═════ Data records

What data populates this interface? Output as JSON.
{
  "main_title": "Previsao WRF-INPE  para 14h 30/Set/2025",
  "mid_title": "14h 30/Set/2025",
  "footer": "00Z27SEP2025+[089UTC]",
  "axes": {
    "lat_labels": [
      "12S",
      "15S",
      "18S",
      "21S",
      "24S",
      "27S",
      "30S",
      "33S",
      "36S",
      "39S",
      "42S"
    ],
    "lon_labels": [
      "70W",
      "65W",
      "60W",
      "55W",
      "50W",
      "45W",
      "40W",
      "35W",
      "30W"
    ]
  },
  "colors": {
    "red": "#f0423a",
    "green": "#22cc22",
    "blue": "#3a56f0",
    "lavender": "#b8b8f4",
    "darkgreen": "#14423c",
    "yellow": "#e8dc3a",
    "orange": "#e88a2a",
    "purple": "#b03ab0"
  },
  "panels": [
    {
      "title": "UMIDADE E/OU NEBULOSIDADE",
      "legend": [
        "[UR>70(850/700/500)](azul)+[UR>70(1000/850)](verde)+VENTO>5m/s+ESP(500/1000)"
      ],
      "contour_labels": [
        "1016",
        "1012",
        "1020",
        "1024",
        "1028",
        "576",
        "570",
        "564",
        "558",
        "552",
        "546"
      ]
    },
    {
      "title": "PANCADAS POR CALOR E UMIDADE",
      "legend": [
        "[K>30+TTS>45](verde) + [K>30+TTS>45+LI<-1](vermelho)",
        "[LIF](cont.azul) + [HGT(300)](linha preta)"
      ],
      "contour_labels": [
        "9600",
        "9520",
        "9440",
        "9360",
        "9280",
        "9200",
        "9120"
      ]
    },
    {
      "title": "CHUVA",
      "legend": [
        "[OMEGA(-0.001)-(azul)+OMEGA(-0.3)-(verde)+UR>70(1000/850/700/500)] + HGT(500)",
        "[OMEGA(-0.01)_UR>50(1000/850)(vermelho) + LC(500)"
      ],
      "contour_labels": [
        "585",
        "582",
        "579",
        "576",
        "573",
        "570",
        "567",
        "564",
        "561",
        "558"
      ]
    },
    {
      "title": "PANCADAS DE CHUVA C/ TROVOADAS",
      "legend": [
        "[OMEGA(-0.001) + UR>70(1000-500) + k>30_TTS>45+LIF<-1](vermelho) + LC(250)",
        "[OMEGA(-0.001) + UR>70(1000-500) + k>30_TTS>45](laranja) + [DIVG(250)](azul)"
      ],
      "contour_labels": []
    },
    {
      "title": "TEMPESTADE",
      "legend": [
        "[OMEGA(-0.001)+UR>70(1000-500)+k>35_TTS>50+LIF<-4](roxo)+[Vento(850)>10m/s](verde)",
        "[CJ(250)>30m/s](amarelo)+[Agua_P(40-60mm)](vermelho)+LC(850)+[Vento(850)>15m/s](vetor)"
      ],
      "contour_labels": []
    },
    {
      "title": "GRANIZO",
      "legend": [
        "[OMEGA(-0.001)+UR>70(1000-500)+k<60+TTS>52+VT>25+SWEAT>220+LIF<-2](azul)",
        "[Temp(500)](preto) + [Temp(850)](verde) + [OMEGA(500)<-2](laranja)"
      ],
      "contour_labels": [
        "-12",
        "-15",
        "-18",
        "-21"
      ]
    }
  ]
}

══════════

Given task → Scan the material above for the string "vermelho" and return the lines that hold it.

Response for this exercise →
        "[K>30+TTS>45](verde) + [K>30+TTS>45+LI<-1](vermelho)",
        "[OMEGA(-0.01)_UR>50(1000/850)(vermelho) + LC(500)"
        "[OMEGA(-0.001) + UR>70(1000-500) + k>30_TTS>45+LIF<-1](vermelho) + LC(250)",
        "[CJ(250)>30m/s](amarelo)+[Agua_P(40-60mm)](vermelho)+LC(850)+[Vento(850)>15m/s](vetor)"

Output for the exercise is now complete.